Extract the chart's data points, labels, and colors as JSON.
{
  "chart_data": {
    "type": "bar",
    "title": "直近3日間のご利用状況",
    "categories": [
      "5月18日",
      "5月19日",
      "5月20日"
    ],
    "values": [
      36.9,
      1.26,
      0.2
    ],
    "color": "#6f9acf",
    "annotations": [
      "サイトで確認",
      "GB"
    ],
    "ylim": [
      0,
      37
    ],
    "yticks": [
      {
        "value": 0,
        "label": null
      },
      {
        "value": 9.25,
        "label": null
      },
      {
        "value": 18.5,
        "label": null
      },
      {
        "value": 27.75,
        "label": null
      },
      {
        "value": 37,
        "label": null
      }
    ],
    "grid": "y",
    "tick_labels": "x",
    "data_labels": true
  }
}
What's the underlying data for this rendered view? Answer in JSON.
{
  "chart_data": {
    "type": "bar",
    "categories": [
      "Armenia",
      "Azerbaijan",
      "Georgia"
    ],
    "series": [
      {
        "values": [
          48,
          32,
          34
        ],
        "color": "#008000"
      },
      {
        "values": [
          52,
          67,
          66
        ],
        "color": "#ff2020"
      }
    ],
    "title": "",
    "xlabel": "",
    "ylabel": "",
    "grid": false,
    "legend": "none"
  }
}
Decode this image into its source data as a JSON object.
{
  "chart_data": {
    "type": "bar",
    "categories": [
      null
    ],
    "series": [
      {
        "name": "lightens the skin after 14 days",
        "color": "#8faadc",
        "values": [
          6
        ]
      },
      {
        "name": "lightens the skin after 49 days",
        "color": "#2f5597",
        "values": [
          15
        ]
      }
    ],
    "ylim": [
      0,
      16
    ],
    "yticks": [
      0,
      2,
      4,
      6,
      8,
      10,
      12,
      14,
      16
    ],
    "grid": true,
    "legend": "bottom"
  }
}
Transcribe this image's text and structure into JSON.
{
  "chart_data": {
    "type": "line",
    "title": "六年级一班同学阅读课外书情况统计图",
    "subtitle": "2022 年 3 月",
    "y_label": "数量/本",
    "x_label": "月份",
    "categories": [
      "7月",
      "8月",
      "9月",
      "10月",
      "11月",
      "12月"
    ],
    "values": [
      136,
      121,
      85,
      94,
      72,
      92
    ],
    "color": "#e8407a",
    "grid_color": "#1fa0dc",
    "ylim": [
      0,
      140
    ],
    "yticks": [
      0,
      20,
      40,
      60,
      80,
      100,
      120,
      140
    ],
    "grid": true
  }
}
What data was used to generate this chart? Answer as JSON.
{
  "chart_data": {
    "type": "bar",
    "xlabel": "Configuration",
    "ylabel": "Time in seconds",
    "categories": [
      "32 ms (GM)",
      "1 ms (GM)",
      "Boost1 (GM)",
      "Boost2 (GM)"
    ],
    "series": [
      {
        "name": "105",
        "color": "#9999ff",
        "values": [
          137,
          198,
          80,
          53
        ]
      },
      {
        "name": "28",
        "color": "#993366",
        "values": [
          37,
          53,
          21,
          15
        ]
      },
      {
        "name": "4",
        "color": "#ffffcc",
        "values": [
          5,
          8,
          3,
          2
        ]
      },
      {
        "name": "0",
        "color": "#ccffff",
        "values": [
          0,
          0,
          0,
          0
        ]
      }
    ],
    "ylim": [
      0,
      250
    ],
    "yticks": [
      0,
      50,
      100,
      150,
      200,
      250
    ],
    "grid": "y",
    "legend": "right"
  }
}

◇ ◇ ◇ ◇ ◇ ◇ ◇

* _DIRECTION_:
Copy each line of the records above that carries the word "days".

* _OUTPUT FOR THIS TASK_:
        "name": "lightens the skin after 14 days",
        "name": "lightens the skin after 49 days",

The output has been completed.